--- start ---
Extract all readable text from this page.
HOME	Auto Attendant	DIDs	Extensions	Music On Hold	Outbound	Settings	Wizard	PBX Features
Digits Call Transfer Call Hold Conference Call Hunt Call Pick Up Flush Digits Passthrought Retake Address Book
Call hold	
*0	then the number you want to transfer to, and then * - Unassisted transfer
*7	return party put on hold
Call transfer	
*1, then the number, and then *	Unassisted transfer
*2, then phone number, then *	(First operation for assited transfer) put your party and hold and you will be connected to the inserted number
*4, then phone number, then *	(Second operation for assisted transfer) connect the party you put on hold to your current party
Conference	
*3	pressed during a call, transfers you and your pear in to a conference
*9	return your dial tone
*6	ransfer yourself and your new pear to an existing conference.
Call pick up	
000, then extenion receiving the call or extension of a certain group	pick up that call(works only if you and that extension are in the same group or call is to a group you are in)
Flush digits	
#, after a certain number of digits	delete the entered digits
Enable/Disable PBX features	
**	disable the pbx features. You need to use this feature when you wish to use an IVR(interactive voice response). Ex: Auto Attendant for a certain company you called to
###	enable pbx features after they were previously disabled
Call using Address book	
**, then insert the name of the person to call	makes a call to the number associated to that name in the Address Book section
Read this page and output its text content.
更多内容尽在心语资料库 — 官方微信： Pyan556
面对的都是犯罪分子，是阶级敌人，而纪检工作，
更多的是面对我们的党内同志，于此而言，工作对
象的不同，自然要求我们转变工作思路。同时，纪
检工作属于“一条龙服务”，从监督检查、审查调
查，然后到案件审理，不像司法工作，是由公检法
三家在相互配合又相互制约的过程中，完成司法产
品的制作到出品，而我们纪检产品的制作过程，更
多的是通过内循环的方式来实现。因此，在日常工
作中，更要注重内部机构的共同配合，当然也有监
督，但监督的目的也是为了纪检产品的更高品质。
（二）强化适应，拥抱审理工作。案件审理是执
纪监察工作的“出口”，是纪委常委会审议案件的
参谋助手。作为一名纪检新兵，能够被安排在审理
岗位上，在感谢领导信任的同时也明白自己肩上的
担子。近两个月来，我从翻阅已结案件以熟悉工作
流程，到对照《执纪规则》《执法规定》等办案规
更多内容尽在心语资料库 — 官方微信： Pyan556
--- end ---
→ TASK GOAL: Please repeat all the records above exactly as they appear.

→ FULL OUTPUT:
Extract all readable text from this page.
HOME	Auto Attendant	DIDs	Extensions	Music On Hold	Outbound	Settings	Wizard	PBX Features
Digits Call Transfer Call Hold Conference Call Hunt Call Pick Up Flush Digits Passthrought Retake Address Book
Call hold	
*0	then the number you want to transfer to, and then * - Unassisted transfer
*7	return party put on hold
Call transfer	
*1, then the number, and then *	Unassisted transfer
*2, then phone number, then *	(First operation for assited transfer) put your party and hold and you will be connected to the inserted number
*4, then phone number, then *	(Second operation for assisted transfer) connect the party you put on hold to your current party
Conference	
*3	pressed during a call, transfers you and your pear in to a conference
*9	return your dial tone
*6	ransfer yourself and your new pear to an existing conference.
Call pick up	
000, then extenion receiving the call or extension of a certain group	pick up that call(works only if you and that extension are in the same group or call is to a group you are in)
Flush digits	
#, after a certain number of digits	delete the entered digits
Enable/Disable PBX features	
**	disable the pbx features. You need to use this feature when you wish to use an IVR(interactive voice response). Ex: Auto Attendant for a certain company you called to
###	enable pbx features after they were previously disabled
Call using Address book	
**, then insert the name of the person to call	makes a call to the number associated to that name in the Address Book section
Read this page and output its text content.
更多内容尽在心语资料库 — 官方微信： Pyan556
面对的都是犯罪分子，是阶级敌人，而纪检工作，
更多的是面对我们的党内同志，于此而言，工作对
象的不同，自然要求我们转变工作思路。同时，纪
检工作属于“一条龙服务”，从监督检查、审查调
查，然后到案件审理，不像司法工作，是由公检法
三家在相互配合又相互制约的过程中，完成司法产
品的制作到出品，而我们纪检产品的制作过程，更
多的是通过内循环的方式来实现。因此，在日常工
作中，更要注重内部机构的共同配合，当然也有监
督，但监督的目的也是为了纪检产品的更高品质。
（二）强化适应，拥抱审理工作。案件审理是执
纪监察工作的“出口”，是纪委常委会审议案件的
参谋助手。作为一名纪检新兵，能够被安排在审理
岗位上，在感谢领导信任的同时也明白自己肩上的
担子。近两个月来，我从翻阅已结案件以熟悉工作
流程，到对照《执纪规则》《执法规定》等办案规
更多内容尽在心语资料库 — 官方微信： Pyan556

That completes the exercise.